§ **Requirement**:
Skip the pictures. Transcribe the rest of the data below without changing a word.

§ **Supplied data**:
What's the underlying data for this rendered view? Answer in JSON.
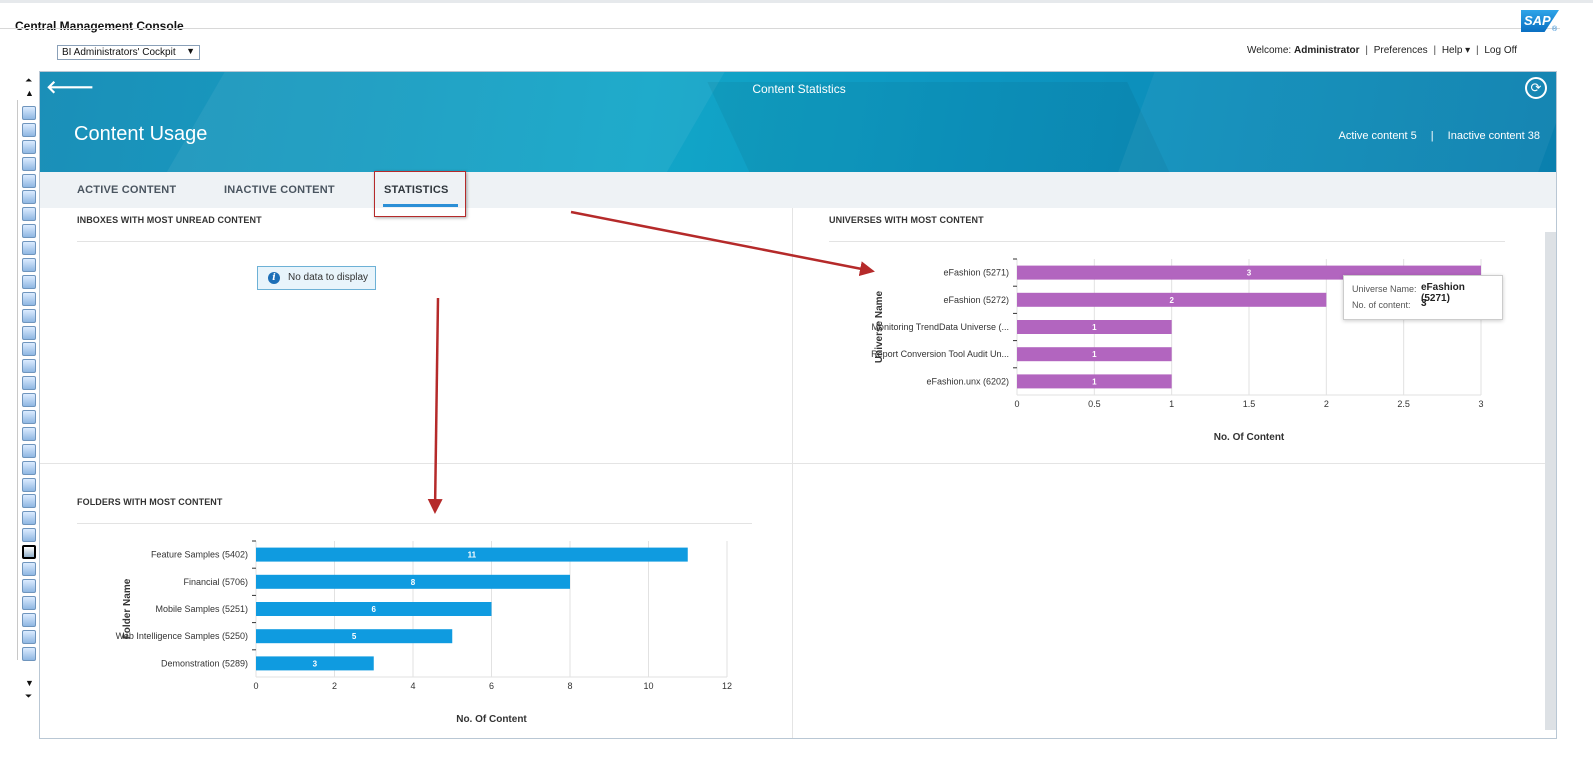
{
  "app": {
    "title": "Central Management Console",
    "logo": "SAP",
    "registered": "®"
  },
  "header": {
    "cockpit_select": "BI Administrators' Cockpit",
    "welcome_label": "Welcome:",
    "user": "Administrator",
    "preferences": "Preferences",
    "help": "Help ▾",
    "logoff": "Log Off"
  },
  "hero": {
    "subtitle": "Content Statistics",
    "title": "Content Usage",
    "active_content": "Active content 5",
    "inactive_content": "Inactive content 38",
    "back_icon": "arrow-left-icon",
    "refresh_icon": "refresh-icon"
  },
  "tabs": [
    {
      "label": "ACTIVE CONTENT"
    },
    {
      "label": "INACTIVE CONTENT"
    },
    {
      "label": "STATISTICS",
      "selected": true
    }
  ],
  "sections": {
    "inboxes": {
      "title": "INBOXES WITH MOST UNREAD CONTENT",
      "empty_message": "No data to display"
    },
    "universes": {
      "title": "UNIVERSES WITH MOST CONTENT"
    },
    "folders": {
      "title": "FOLDERS WITH MOST CONTENT"
    }
  },
  "chart_data": [
    {
      "type": "bar",
      "orientation": "horizontal",
      "title": "",
      "categories": [
        "eFashion (5271)",
        "eFashion (5272)",
        "Monitoring TrendData Universe (...",
        "Report Conversion Tool Audit Un...",
        "eFashion.unx (6202)"
      ],
      "values": [
        3,
        2,
        1,
        1,
        1
      ],
      "xlabel": "No. Of Content",
      "ylabel": "Universe Name",
      "xlim": [
        0,
        3
      ],
      "ticks": [
        "0",
        "0.5",
        "1",
        "1.5",
        "2",
        "2.5",
        "3"
      ],
      "grid": true,
      "color": "#b265bf"
    },
    {
      "type": "bar",
      "orientation": "horizontal",
      "title": "",
      "categories": [
        "Feature Samples (5402)",
        "Financial (5706)",
        "Mobile Samples (5251)",
        "Web Intelligence Samples (5250)",
        "Demonstration (5289)"
      ],
      "values": [
        11,
        8,
        6,
        5,
        3
      ],
      "xlabel": "No. Of Content",
      "ylabel": "Folder Name",
      "xlim": [
        0,
        12
      ],
      "ticks": [
        "0",
        "2",
        "4",
        "6",
        "8",
        "10",
        "12"
      ],
      "grid": true,
      "color": "#0f9be0"
    }
  ],
  "tooltip": {
    "name_label": "Universe Name:",
    "name_value": "eFashion (5271)",
    "count_label": "No. of content:",
    "count_value": "3"
  },
  "colors": {
    "hero": "#12a6c8",
    "tab_underline": "#2b8fd6",
    "annotation": "#b52a2a"
  }
}
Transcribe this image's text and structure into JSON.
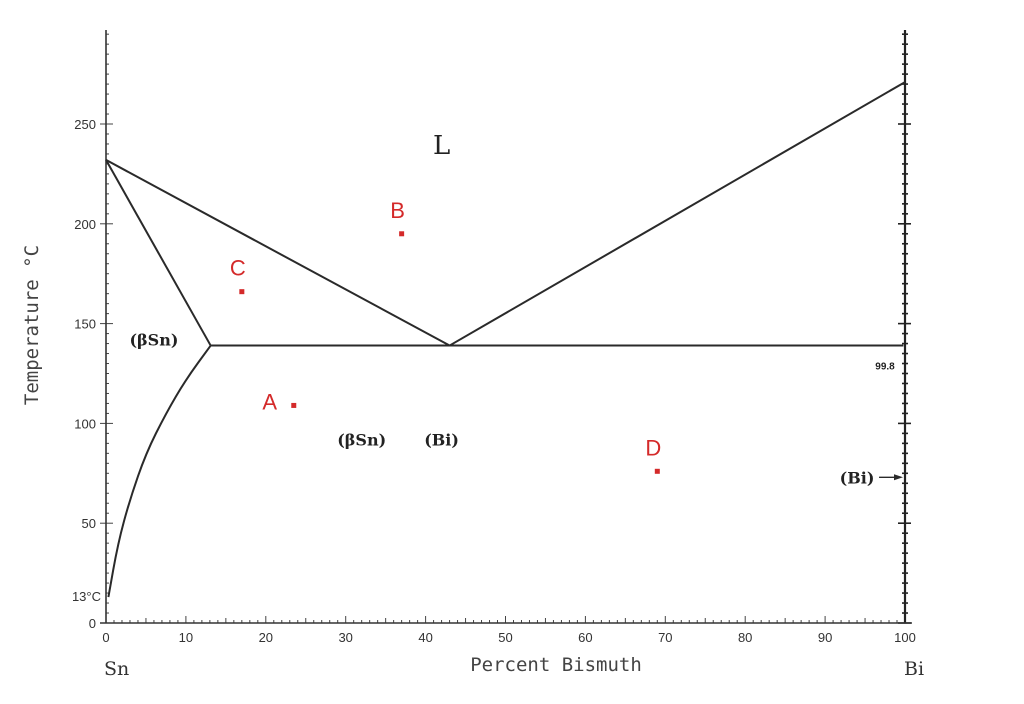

§ **Exercise solution**:
What's the underlying data for this rendered view? Answer in JSON.
{
  "app": {
    "title": "Central Management Console",
    "logo": "SAP",
    "registered": "®"
  },
  "header": {
    "cockpit_select": "BI Administrators' Cockpit",
    "welcome_label": "Welcome:",
    "user": "Administrator",
    "preferences": "Preferences",
    "help": "Help ▾",
    "logoff": "Log Off"
  },
  "hero": {
    "subtitle": "Content Statistics",
    "title": "Content Usage",
    "active_content": "Active content 5",
    "inactive_content": "Inactive content 38",
    "back_icon": "arrow-left-icon",
    "refresh_icon": "refresh-icon"
  },
  "tabs": [
    {
      "label": "ACTIVE CONTENT"
    },
    {
      "label": "INACTIVE CONTENT"
    },
    {
      "label": "STATISTICS",
      "selected": true
    }
  ],
  "sections": {
    "inboxes": {
      "title": "INBOXES WITH MOST UNREAD CONTENT",
      "empty_message": "No data to display"
    },
    "universes": {
      "title": "UNIVERSES WITH MOST CONTENT"
    },
    "folders": {
      "title": "FOLDERS WITH MOST CONTENT"
    }
  },
  "chart_data": [
    {
      "type": "bar",
      "orientation": "horizontal",
      "title": "",
      "categories": [
        "eFashion (5271)",
        "eFashion (5272)",
        "Monitoring TrendData Universe (...",
        "Report Conversion Tool Audit Un...",
        "eFashion.unx (6202)"
      ],
      "values": [
        3,
        2,
        1,
        1,
        1
      ],
      "xlabel": "No. Of Content",
      "ylabel": "Universe Name",
      "xlim": [
        0,
        3
      ],
      "ticks": [
        "0",
        "0.5",
        "1",
        "1.5",
        "2",
        "2.5",
        "3"
      ],
      "grid": true,
      "color": "#b265bf"
    },
    {
      "type": "bar",
      "orientation": "horizontal",
      "title": "",
      "categories": [
        "Feature Samples (5402)",
        "Financial (5706)",
        "Mobile Samples (5251)",
        "Web Intelligence Samples (5250)",
        "Demonstration (5289)"
      ],
      "values": [
        11,
        8,
        6,
        5,
        3
      ],
      "xlabel": "No. Of Content",
      "ylabel": "Folder Name",
      "xlim": [
        0,
        12
      ],
      "ticks": [
        "0",
        "2",
        "4",
        "6",
        "8",
        "10",
        "12"
      ],
      "grid": true,
      "color": "#0f9be0"
    }
  ],
  "tooltip": {
    "name_label": "Universe Name:",
    "name_value": "eFashion (5271)",
    "count_label": "No. of content:",
    "count_value": "3"
  },
  "colors": {
    "hero": "#12a6c8",
    "tab_underline": "#2b8fd6",
    "annotation": "#b52a2a"
  }
}
Transcribe this image's text and structure into JSON.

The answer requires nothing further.